• [Stated goal]
Retype the data that follows line by line, exactly, and leave its pictures out.

— start —

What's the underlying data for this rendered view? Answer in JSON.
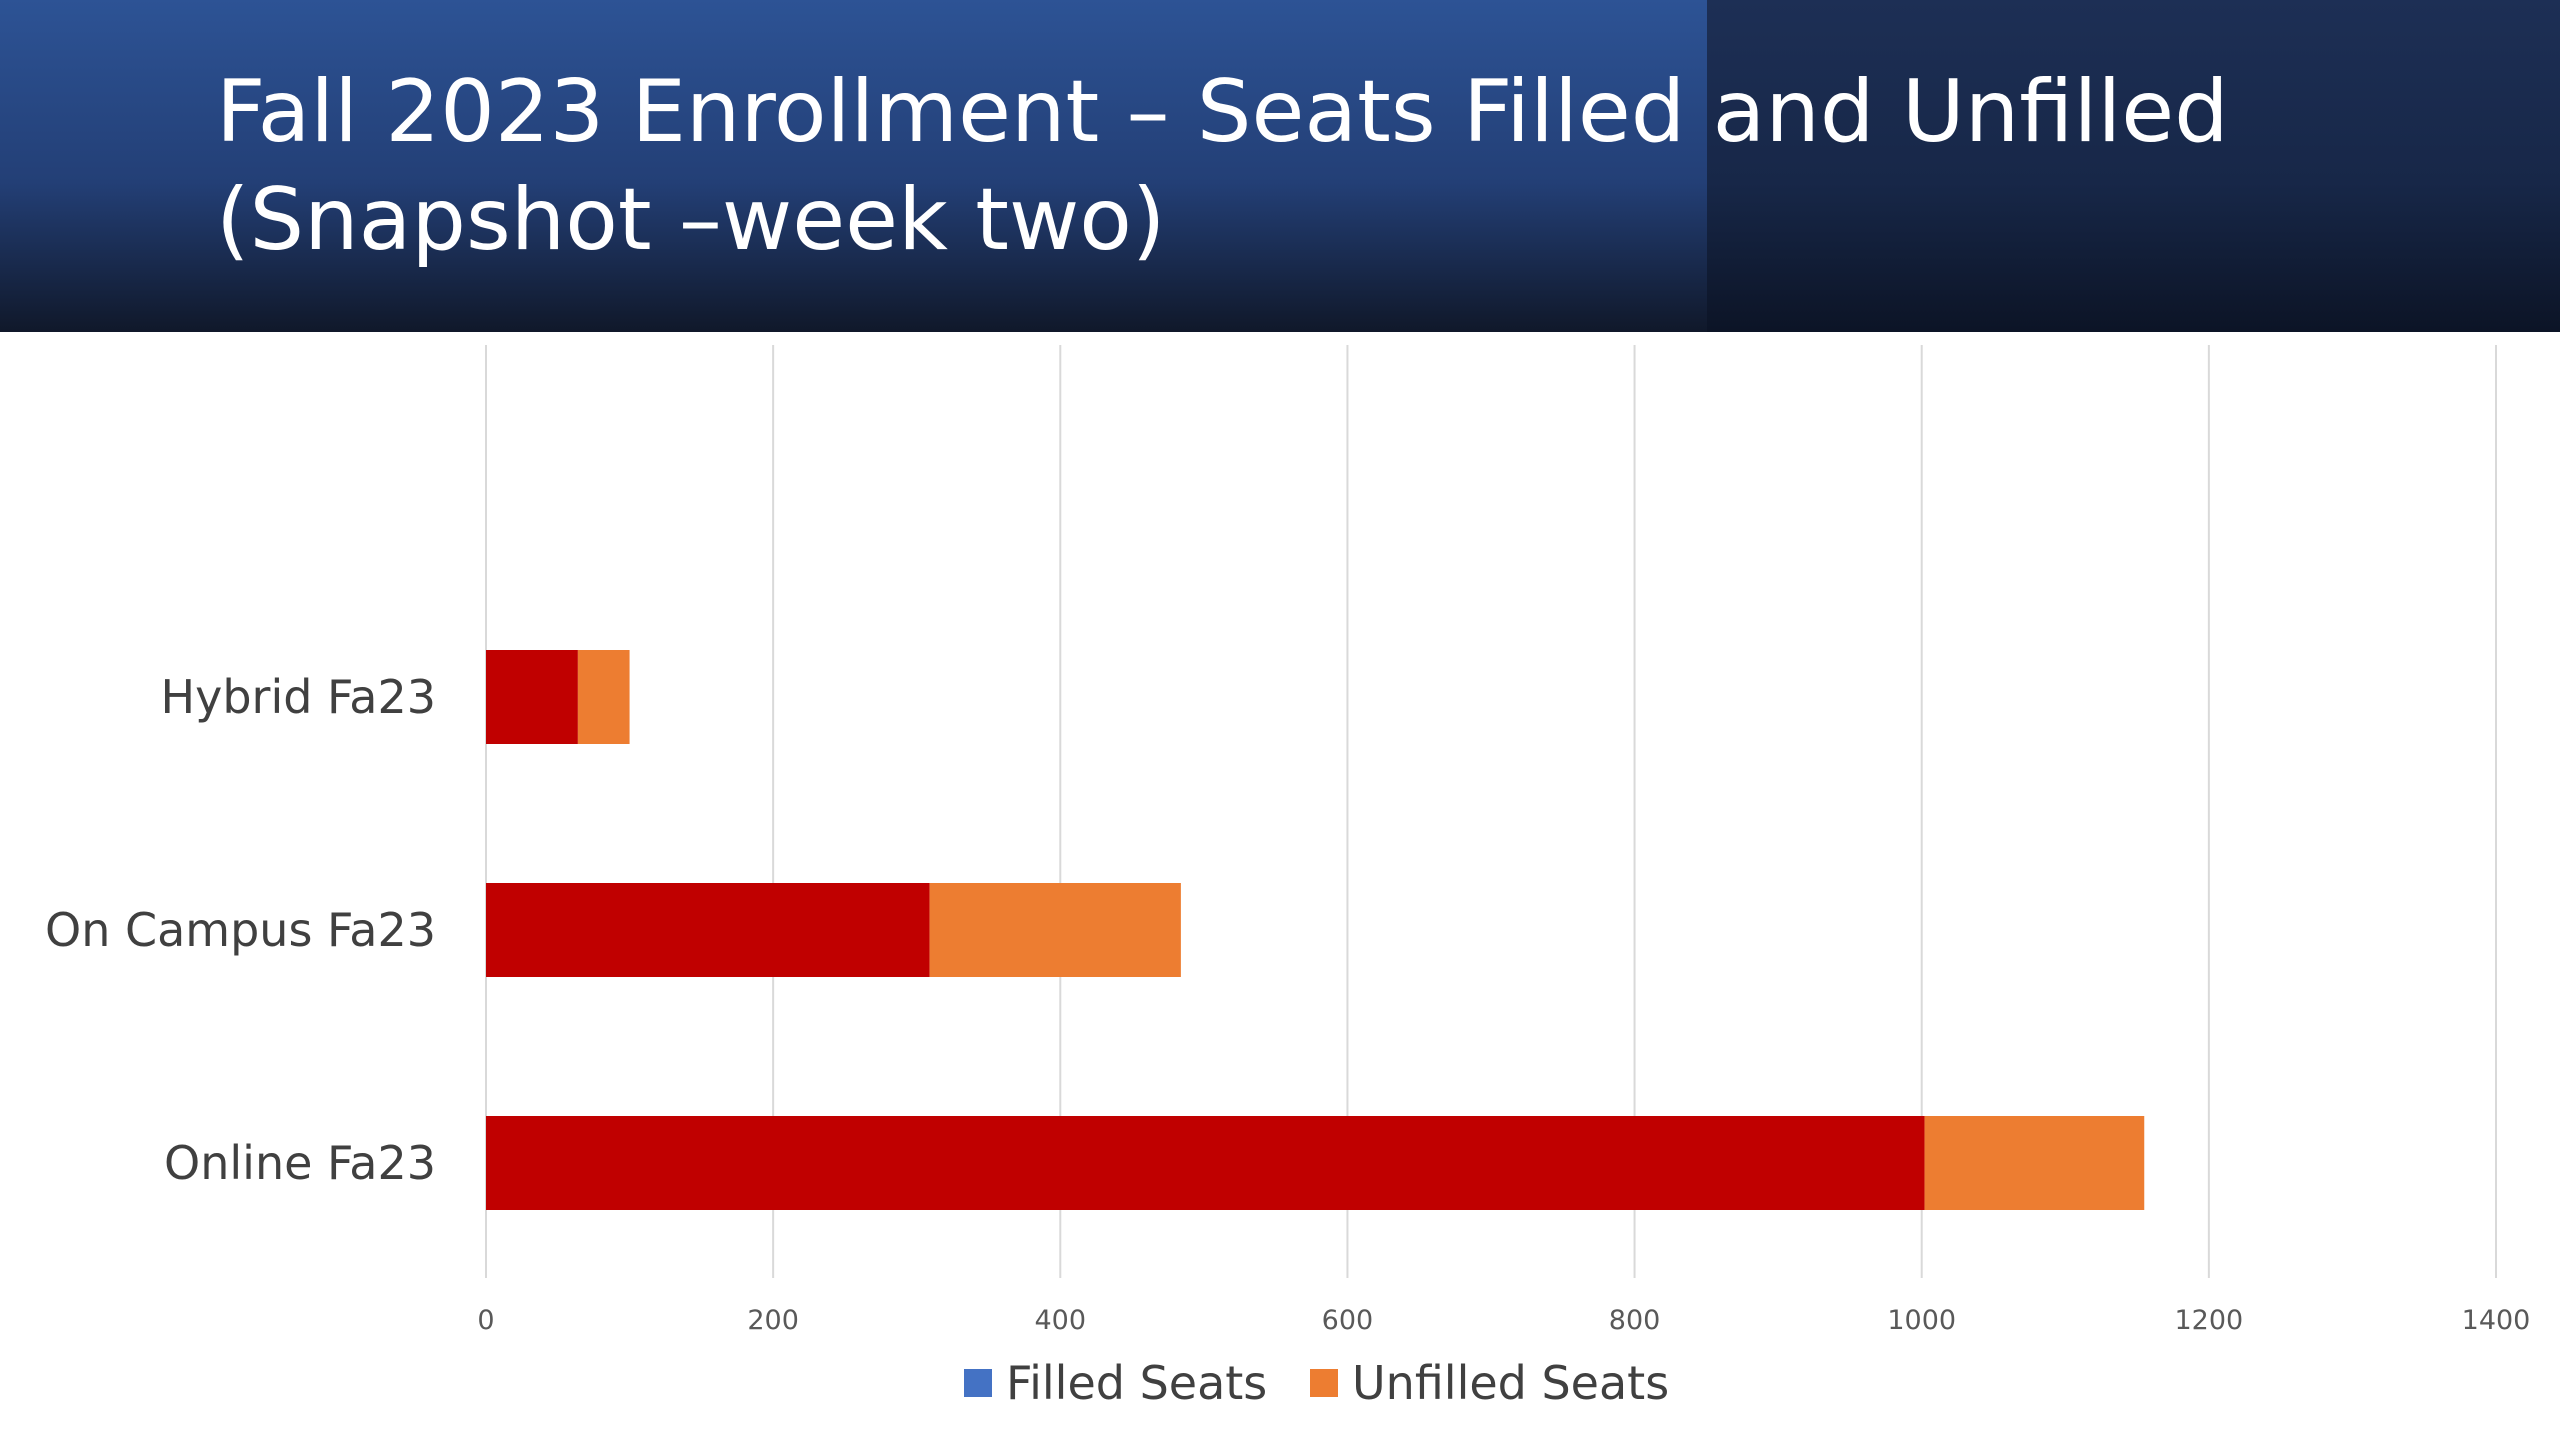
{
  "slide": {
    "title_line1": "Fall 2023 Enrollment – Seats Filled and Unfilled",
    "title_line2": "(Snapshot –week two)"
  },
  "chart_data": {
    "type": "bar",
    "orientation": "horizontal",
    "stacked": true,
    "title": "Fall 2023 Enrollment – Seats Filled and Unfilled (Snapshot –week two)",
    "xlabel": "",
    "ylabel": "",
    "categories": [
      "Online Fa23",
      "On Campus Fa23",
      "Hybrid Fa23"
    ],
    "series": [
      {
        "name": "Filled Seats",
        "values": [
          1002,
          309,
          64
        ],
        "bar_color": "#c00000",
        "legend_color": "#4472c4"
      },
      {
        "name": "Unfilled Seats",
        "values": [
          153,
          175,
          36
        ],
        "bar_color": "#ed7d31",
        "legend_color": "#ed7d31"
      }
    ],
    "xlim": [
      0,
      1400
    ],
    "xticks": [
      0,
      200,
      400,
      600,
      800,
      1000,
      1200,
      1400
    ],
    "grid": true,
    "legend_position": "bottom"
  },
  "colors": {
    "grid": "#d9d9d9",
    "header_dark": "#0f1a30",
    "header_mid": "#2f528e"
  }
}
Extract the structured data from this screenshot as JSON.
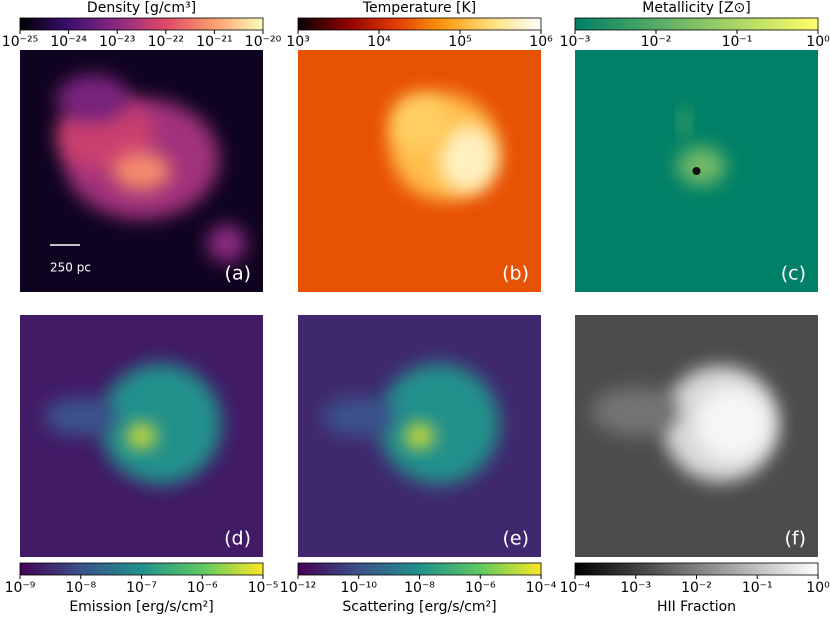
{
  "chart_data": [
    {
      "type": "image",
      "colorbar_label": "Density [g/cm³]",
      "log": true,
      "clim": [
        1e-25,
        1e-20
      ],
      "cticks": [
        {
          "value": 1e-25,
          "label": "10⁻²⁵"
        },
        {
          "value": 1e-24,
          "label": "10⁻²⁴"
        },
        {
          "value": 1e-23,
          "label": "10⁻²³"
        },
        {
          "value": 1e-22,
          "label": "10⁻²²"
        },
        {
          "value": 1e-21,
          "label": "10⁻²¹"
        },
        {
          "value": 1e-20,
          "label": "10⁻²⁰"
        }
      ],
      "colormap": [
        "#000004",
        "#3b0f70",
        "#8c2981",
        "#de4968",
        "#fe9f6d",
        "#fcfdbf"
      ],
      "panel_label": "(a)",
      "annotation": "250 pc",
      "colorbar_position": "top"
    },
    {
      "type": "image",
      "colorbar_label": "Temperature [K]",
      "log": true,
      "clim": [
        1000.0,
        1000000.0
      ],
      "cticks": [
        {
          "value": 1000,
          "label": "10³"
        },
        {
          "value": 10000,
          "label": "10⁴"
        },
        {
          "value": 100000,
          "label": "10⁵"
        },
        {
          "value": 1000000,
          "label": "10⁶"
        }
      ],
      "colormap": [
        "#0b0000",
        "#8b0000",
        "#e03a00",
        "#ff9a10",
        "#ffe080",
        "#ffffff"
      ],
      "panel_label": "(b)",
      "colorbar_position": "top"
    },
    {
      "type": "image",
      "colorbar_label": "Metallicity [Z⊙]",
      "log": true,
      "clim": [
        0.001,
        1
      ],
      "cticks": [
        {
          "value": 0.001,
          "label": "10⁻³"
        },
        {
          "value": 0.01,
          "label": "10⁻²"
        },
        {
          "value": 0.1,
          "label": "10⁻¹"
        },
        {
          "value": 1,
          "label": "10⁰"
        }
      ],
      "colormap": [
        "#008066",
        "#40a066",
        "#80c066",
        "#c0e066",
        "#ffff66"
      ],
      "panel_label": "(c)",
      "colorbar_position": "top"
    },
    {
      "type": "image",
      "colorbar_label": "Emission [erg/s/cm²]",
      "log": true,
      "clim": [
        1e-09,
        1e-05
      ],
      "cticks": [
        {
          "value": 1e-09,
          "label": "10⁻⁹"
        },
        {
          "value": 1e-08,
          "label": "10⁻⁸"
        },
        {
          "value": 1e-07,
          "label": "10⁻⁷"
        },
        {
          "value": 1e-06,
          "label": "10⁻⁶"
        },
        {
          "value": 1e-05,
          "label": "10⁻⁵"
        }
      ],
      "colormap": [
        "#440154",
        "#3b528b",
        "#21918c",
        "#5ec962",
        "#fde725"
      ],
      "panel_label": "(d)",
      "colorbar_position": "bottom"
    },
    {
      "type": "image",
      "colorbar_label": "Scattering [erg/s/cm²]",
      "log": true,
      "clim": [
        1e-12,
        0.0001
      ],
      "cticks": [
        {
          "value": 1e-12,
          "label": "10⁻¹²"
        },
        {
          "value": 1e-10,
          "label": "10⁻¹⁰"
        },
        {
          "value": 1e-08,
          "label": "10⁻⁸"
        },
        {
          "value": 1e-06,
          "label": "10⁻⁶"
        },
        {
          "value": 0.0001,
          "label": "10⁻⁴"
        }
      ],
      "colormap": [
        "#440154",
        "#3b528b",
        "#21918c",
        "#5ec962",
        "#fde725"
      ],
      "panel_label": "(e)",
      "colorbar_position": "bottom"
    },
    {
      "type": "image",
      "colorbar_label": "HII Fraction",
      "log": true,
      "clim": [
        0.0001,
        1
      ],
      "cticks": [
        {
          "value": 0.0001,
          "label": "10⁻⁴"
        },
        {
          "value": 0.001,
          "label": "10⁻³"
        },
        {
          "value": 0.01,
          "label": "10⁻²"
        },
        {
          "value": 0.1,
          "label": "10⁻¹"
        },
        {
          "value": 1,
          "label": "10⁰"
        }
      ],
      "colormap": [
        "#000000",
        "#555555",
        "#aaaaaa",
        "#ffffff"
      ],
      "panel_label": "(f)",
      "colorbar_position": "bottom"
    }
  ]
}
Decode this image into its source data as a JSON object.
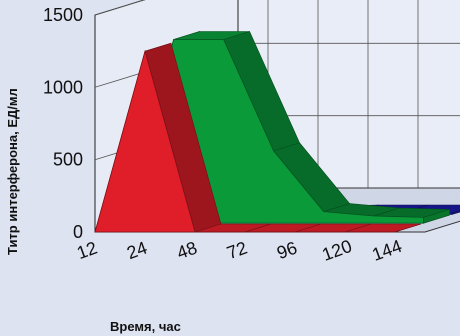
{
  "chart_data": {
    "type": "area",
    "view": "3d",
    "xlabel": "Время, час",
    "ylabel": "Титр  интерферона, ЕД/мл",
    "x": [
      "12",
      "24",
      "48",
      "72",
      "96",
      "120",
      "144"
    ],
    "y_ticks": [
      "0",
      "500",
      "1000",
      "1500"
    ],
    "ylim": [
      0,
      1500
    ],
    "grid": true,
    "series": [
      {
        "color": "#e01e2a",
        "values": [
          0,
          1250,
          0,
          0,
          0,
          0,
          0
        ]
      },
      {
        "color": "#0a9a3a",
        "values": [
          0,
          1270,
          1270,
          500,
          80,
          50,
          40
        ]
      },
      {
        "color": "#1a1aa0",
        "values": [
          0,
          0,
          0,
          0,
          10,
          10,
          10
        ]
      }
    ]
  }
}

— end —

• [Solution to this exercise]
What's the underlying data for this rendered view? Answer in JSON.
{
  "slide": {
    "title_line1": "Fall 2023 Enrollment – Seats Filled and Unfilled",
    "title_line2": "(Snapshot –week two)"
  },
  "chart_data": {
    "type": "bar",
    "orientation": "horizontal",
    "stacked": true,
    "title": "Fall 2023 Enrollment – Seats Filled and Unfilled (Snapshot –week two)",
    "xlabel": "",
    "ylabel": "",
    "categories": [
      "Online Fa23",
      "On Campus Fa23",
      "Hybrid Fa23"
    ],
    "series": [
      {
        "name": "Filled Seats",
        "values": [
          1002,
          309,
          64
        ],
        "bar_color": "#c00000",
        "legend_color": "#4472c4"
      },
      {
        "name": "Unfilled Seats",
        "values": [
          153,
          175,
          36
        ],
        "bar_color": "#ed7d31",
        "legend_color": "#ed7d31"
      }
    ],
    "xlim": [
      0,
      1400
    ],
    "xticks": [
      0,
      200,
      400,
      600,
      800,
      1000,
      1200,
      1400
    ],
    "grid": true,
    "legend_position": "bottom"
  },
  "colors": {
    "grid": "#d9d9d9",
    "header_dark": "#0f1a30",
    "header_mid": "#2f528e"
  }
}
Extract the structured data from this screenshot as JSON.
{
  "chart_data": [
    {
      "type": "image",
      "colorbar_label": "Density [g/cm³]",
      "log": true,
      "clim": [
        1e-25,
        1e-20
      ],
      "cticks": [
        {
          "value": 1e-25,
          "label": "10⁻²⁵"
        },
        {
          "value": 1e-24,
          "label": "10⁻²⁴"
        },
        {
          "value": 1e-23,
          "label": "10⁻²³"
        },
        {
          "value": 1e-22,
          "label": "10⁻²²"
        },
        {
          "value": 1e-21,
          "label": "10⁻²¹"
        },
        {
          "value": 1e-20,
          "label": "10⁻²⁰"
        }
      ],
      "colormap": [
        "#000004",
        "#3b0f70",
        "#8c2981",
        "#de4968",
        "#fe9f6d",
        "#fcfdbf"
      ],
      "panel_label": "(a)",
      "annotation": "250 pc",
      "colorbar_position": "top"
    },
    {
      "type": "image",
      "colorbar_label": "Temperature [K]",
      "log": true,
      "clim": [
        1000.0,
        1000000.0
      ],
      "cticks": [
        {
          "value": 1000,
          "label": "10³"
        },
        {
          "value": 10000,
          "label": "10⁴"
        },
        {
          "value": 100000,
          "label": "10⁵"
        },
        {
          "value": 1000000,
          "label": "10⁶"
        }
      ],
      "colormap": [
        "#0b0000",
        "#8b0000",
        "#e03a00",
        "#ff9a10",
        "#ffe080",
        "#ffffff"
      ],
      "panel_label": "(b)",
      "colorbar_position": "top"
    },
    {
      "type": "image",
      "colorbar_label": "Metallicity [Z⊙]",
      "log": true,
      "clim": [
        0.001,
        1
      ],
      "cticks": [
        {
          "value": 0.001,
          "label": "10⁻³"
        },
        {
          "value": 0.01,
          "label": "10⁻²"
        },
        {
          "value": 0.1,
          "label": "10⁻¹"
        },
        {
          "value": 1,
          "label": "10⁰"
        }
      ],
      "colormap": [
        "#008066",
        "#40a066",
        "#80c066",
        "#c0e066",
        "#ffff66"
      ],
      "panel_label": "(c)",
      "colorbar_position": "top"
    },
    {
      "type": "image",
      "colorbar_label": "Emission [erg/s/cm²]",
      "log": true,
      "clim": [
        1e-09,
        1e-05
      ],
      "cticks": [
        {
          "value": 1e-09,
          "label": "10⁻⁹"
        },
        {
          "value": 1e-08,
          "label": "10⁻⁸"
        },
        {
          "value": 1e-07,
          "label": "10⁻⁷"
        },
        {
          "value": 1e-06,
          "label": "10⁻⁶"
        },
        {
          "value": 1e-05,
          "label": "10⁻⁵"
        }
      ],
      "colormap": [
        "#440154",
        "#3b528b",
        "#21918c",
        "#5ec962",
        "#fde725"
      ],
      "panel_label": "(d)",
      "colorbar_position": "bottom"
    },
    {
      "type": "image",
      "colorbar_label": "Scattering [erg/s/cm²]",
      "log": true,
      "clim": [
        1e-12,
        0.0001
      ],
      "cticks": [
        {
          "value": 1e-12,
          "label": "10⁻¹²"
        },
        {
          "value": 1e-10,
          "label": "10⁻¹⁰"
        },
        {
          "value": 1e-08,
          "label": "10⁻⁸"
        },
        {
          "value": 1e-06,
          "label": "10⁻⁶"
        },
        {
          "value": 0.0001,
          "label": "10⁻⁴"
        }
      ],
      "colormap": [
        "#440154",
        "#3b528b",
        "#21918c",
        "#5ec962",
        "#fde725"
      ],
      "panel_label": "(e)",
      "colorbar_position": "bottom"
    },
    {
      "type": "image",
      "colorbar_label": "HII Fraction",
      "log": true,
      "clim": [
        0.0001,
        1
      ],
      "cticks": [
        {
          "value": 0.0001,
          "label": "10⁻⁴"
        },
        {
          "value": 0.001,
          "label": "10⁻³"
        },
        {
          "value": 0.01,
          "label": "10⁻²"
        },
        {
          "value": 0.1,
          "label": "10⁻¹"
        },
        {
          "value": 1,
          "label": "10⁰"
        }
      ],
      "colormap": [
        "#000000",
        "#555555",
        "#aaaaaa",
        "#ffffff"
      ],
      "panel_label": "(f)",
      "colorbar_position": "bottom"
    }
  ]
}
Decode this image into its source data as a JSON object.
{
  "chart_data": {
    "type": "area",
    "view": "3d",
    "xlabel": "Время, час",
    "ylabel": "Титр  интерферона, ЕД/мл",
    "x": [
      "12",
      "24",
      "48",
      "72",
      "96",
      "120",
      "144"
    ],
    "y_ticks": [
      "0",
      "500",
      "1000",
      "1500"
    ],
    "ylim": [
      0,
      1500
    ],
    "grid": true,
    "series": [
      {
        "color": "#e01e2a",
        "values": [
          0,
          1250,
          0,
          0,
          0,
          0,
          0
        ]
      },
      {
        "color": "#0a9a3a",
        "values": [
          0,
          1270,
          1270,
          500,
          80,
          50,
          40
        ]
      },
      {
        "color": "#1a1aa0",
        "values": [
          0,
          0,
          0,
          0,
          10,
          10,
          10
        ]
      }
    ]
  }
}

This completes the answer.